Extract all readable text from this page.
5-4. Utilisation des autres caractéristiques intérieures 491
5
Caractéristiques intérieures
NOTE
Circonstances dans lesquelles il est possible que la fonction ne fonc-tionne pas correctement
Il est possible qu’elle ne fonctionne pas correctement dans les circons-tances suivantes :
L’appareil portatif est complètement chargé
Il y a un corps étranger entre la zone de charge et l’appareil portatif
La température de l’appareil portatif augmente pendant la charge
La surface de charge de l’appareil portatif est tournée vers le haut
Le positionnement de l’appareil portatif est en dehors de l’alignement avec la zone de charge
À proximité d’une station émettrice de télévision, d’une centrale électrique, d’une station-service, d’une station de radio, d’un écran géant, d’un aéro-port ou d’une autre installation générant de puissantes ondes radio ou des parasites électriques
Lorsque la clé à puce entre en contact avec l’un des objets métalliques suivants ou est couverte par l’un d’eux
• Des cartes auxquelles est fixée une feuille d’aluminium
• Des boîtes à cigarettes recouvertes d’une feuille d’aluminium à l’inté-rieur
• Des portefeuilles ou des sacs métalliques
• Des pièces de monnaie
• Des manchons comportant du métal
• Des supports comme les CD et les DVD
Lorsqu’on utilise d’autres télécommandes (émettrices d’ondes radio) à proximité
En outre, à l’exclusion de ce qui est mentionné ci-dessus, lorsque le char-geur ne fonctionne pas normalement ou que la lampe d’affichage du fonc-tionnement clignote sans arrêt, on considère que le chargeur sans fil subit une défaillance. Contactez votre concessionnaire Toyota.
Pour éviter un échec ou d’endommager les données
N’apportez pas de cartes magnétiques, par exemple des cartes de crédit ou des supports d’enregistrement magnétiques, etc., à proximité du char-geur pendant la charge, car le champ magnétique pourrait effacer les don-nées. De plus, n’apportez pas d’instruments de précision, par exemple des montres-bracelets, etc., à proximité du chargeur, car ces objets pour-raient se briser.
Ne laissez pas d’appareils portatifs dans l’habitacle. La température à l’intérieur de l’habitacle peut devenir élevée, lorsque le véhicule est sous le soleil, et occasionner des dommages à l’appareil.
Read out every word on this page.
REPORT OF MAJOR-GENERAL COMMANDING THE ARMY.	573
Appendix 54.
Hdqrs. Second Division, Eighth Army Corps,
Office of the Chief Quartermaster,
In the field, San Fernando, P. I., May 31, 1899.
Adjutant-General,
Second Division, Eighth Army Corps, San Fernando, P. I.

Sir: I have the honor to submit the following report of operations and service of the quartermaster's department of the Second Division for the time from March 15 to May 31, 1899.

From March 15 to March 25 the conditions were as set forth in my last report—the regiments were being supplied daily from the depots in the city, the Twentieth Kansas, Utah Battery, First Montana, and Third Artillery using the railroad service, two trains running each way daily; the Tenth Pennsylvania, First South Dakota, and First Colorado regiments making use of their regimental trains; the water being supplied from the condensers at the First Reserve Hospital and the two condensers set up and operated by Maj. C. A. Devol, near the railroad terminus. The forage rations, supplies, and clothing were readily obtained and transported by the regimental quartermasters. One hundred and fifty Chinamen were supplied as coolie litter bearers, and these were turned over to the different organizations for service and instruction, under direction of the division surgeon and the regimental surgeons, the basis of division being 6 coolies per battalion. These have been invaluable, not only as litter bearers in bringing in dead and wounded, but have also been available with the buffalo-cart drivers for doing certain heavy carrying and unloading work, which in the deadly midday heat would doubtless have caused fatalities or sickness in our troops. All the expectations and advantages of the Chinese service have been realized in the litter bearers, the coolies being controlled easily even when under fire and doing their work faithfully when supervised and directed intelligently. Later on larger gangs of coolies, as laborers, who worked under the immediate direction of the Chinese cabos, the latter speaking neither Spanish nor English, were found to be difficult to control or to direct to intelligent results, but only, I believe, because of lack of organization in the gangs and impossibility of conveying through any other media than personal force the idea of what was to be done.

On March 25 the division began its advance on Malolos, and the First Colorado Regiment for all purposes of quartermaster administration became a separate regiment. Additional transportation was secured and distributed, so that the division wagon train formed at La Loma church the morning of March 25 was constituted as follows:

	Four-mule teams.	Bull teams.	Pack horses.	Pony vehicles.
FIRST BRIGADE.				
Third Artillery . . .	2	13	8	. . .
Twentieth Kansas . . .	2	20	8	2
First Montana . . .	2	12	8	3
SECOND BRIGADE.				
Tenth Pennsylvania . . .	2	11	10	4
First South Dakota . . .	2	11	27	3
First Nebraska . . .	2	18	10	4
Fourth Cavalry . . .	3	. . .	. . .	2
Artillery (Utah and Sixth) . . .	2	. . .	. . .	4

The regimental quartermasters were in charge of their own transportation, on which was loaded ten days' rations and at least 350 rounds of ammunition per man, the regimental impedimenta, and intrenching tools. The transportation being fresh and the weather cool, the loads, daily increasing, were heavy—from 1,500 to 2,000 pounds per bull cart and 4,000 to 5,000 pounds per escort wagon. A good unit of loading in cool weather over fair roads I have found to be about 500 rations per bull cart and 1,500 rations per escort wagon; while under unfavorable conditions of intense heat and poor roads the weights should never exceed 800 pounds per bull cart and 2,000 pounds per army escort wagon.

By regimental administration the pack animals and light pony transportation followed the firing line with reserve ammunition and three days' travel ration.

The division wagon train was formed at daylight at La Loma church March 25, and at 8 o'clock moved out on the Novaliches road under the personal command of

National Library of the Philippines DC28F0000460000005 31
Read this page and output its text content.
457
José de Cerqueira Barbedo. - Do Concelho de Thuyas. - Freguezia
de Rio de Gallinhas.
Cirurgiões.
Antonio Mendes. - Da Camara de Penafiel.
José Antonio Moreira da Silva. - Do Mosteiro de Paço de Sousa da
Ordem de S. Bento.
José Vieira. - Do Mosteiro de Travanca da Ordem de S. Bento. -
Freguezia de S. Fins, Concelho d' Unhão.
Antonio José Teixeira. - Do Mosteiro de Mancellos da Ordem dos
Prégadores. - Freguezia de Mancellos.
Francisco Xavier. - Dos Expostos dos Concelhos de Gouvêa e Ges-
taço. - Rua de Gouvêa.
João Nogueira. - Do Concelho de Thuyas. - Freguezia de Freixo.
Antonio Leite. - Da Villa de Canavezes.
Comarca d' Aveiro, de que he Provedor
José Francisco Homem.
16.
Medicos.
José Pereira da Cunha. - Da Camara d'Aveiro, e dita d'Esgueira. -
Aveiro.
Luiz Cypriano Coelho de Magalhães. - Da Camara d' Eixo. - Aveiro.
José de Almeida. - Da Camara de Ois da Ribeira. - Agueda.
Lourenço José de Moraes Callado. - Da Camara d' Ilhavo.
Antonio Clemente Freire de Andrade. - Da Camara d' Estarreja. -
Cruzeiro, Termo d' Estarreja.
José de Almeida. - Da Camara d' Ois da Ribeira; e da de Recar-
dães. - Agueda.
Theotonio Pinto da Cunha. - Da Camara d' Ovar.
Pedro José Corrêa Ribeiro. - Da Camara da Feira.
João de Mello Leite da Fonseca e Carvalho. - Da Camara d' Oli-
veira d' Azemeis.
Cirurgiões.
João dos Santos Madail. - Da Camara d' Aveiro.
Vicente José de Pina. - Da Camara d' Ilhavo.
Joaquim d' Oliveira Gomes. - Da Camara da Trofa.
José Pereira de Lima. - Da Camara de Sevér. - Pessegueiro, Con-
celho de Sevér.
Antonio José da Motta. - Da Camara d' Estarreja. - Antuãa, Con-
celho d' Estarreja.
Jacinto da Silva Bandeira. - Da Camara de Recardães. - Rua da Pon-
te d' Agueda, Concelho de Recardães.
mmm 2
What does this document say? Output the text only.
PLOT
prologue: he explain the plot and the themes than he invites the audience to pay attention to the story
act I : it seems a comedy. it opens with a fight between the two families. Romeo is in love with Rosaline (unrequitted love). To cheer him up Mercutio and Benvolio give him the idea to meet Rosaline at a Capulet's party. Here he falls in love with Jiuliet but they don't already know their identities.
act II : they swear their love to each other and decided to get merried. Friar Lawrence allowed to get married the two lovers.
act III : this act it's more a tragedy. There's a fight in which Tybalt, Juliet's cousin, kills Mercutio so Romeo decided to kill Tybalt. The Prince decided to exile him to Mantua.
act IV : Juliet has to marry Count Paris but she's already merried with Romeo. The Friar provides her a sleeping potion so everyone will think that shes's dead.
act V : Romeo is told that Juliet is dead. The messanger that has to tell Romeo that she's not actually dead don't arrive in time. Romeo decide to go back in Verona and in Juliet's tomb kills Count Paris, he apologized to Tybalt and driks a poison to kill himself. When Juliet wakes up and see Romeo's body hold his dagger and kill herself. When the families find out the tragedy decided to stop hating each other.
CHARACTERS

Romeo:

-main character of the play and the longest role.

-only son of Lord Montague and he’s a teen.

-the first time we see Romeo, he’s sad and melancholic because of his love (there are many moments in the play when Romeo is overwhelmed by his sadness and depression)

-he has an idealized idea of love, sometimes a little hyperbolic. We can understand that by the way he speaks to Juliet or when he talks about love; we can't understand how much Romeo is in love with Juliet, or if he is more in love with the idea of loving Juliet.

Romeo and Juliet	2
------------------------------
### WRITTEN REQUEST
Count the lines above that contain the word "Gouvêa", and give only that number.

### TASK ANSWER
2